--- Start Record extracts ---
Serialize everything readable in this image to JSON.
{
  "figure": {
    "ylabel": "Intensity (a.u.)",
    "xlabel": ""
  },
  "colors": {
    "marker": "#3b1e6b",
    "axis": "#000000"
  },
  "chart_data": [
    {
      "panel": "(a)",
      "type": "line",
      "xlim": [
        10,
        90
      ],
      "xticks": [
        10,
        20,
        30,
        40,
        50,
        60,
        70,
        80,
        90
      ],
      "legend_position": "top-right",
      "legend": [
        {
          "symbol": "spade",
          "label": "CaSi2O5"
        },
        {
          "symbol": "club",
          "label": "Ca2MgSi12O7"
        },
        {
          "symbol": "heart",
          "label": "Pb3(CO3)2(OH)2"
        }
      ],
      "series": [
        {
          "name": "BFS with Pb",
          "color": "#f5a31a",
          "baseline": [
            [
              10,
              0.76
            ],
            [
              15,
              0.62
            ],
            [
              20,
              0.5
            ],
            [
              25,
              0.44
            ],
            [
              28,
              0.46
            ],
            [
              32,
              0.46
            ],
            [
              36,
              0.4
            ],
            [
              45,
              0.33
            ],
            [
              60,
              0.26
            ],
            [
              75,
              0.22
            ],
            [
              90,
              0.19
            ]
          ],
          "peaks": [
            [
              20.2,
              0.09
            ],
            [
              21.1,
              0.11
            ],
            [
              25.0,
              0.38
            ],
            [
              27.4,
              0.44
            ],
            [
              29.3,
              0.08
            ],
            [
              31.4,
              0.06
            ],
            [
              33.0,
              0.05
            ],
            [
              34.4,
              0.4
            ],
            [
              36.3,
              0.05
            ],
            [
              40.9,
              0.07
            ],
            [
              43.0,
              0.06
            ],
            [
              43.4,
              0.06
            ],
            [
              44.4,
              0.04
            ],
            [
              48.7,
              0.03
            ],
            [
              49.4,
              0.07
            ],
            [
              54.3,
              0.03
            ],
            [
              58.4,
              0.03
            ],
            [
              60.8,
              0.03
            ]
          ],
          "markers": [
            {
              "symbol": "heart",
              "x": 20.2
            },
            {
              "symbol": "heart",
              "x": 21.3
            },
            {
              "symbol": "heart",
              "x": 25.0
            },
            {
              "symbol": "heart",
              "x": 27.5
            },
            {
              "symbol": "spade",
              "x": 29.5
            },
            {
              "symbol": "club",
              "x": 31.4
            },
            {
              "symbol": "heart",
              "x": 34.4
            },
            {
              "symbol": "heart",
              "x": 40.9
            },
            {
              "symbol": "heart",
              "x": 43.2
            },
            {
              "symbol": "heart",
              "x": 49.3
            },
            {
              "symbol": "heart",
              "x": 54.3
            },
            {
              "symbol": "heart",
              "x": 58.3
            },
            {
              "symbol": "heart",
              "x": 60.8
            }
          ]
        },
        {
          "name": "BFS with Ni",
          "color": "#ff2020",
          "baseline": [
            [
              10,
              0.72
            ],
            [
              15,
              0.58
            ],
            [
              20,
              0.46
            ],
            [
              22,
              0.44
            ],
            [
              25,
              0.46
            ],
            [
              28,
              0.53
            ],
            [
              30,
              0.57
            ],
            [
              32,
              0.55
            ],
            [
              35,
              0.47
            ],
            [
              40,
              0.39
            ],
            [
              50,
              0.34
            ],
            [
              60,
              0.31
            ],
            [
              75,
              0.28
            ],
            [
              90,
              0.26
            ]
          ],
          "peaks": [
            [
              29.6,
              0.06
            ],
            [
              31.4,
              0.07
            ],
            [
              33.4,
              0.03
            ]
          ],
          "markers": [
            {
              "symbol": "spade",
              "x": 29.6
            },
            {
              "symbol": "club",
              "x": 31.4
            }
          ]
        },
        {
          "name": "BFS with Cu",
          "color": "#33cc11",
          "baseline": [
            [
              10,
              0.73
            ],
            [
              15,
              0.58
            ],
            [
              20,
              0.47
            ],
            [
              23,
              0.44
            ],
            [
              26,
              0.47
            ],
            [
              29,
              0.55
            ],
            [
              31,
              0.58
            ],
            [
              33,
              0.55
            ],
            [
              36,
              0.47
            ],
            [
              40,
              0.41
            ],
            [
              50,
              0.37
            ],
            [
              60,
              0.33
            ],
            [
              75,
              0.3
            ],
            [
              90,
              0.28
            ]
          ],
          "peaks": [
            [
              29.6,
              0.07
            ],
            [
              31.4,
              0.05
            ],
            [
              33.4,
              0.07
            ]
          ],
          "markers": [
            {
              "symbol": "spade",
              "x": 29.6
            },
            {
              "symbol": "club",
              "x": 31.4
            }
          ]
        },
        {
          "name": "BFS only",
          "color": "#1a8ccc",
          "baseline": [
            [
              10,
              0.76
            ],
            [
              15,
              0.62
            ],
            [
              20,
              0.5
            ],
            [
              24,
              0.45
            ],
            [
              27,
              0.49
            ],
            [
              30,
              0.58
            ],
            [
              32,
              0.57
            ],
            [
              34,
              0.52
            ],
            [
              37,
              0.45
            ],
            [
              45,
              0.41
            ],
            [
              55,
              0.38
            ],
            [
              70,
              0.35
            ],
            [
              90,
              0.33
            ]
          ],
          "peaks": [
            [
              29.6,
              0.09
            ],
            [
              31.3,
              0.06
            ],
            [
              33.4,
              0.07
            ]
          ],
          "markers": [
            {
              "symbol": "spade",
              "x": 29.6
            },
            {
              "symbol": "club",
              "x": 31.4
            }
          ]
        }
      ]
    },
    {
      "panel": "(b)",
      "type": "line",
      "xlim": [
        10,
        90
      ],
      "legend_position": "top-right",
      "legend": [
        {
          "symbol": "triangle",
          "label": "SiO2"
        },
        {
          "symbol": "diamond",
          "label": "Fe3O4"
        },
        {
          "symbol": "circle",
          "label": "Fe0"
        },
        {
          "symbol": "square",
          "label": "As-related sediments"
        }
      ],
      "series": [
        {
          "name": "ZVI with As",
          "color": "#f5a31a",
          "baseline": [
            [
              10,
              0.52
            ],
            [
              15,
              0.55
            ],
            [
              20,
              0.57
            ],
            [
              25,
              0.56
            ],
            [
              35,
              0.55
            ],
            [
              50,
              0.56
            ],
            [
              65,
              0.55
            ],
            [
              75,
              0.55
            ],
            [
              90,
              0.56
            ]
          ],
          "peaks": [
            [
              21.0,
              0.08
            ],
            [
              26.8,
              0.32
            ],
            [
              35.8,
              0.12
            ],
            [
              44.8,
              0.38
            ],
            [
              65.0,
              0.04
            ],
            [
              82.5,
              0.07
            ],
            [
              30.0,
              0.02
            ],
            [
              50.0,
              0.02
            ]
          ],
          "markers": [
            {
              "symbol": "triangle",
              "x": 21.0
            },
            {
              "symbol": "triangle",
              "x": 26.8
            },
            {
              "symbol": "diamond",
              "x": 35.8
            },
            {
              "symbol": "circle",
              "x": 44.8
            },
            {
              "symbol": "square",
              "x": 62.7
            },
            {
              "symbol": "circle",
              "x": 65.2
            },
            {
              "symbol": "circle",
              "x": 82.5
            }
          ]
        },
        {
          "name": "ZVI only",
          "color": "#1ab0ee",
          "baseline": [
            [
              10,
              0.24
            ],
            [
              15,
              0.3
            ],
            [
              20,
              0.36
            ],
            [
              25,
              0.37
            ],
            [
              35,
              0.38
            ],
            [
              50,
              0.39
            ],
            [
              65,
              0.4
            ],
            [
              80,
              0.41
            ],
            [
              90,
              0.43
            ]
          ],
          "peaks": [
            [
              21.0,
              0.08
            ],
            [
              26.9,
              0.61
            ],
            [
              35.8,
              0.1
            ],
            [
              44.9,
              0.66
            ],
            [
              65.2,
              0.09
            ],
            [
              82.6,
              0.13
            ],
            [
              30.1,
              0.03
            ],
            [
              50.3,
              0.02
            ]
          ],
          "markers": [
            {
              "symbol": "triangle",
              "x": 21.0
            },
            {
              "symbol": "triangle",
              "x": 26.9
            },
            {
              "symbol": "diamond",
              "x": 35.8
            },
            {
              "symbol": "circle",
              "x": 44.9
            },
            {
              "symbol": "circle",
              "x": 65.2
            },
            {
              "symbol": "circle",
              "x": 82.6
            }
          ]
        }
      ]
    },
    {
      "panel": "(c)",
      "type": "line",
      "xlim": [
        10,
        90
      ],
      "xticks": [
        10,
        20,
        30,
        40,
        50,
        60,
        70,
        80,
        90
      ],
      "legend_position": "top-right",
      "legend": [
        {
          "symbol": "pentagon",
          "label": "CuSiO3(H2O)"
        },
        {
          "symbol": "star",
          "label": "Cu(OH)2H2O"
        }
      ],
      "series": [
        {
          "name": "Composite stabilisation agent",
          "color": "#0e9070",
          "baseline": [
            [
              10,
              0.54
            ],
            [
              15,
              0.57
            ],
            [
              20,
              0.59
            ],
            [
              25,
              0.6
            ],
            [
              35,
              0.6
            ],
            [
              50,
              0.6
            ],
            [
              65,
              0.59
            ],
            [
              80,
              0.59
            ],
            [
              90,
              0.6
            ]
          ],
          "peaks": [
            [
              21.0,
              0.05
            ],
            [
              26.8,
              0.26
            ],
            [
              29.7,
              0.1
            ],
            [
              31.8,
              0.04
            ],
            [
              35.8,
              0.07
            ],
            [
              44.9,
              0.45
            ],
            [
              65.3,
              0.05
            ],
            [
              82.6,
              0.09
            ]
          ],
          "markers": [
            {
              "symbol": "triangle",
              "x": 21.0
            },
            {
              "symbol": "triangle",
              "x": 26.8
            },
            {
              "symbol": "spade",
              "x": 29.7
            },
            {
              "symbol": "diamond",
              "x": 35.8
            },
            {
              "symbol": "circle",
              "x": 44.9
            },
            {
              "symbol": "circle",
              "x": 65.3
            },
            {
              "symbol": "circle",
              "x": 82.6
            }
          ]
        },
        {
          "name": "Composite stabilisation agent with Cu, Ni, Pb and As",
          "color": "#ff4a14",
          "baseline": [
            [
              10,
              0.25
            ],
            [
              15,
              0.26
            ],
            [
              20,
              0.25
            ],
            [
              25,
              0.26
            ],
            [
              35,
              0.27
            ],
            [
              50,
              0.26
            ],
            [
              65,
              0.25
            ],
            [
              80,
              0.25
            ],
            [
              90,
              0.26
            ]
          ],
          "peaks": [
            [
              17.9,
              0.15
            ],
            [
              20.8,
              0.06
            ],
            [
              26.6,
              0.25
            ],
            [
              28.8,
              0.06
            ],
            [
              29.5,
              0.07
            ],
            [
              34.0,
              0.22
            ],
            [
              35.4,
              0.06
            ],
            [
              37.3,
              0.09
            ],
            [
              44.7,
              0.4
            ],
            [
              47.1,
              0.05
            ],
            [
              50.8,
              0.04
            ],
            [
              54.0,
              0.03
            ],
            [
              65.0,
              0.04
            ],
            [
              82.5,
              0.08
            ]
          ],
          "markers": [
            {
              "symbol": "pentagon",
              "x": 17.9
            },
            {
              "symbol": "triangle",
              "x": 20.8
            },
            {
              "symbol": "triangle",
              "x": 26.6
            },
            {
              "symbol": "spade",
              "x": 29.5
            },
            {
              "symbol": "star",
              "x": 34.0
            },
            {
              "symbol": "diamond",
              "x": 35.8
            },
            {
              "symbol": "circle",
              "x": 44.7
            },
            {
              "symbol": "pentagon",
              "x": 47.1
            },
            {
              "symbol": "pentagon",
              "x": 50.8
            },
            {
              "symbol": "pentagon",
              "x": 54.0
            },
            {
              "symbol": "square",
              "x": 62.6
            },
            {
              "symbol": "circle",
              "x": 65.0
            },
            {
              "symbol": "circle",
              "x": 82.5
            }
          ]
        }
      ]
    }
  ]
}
--- End Record extracts ---
# Aim
Look through the material and say how many lines hold "name". Give the number only.

# Response for this exercise
8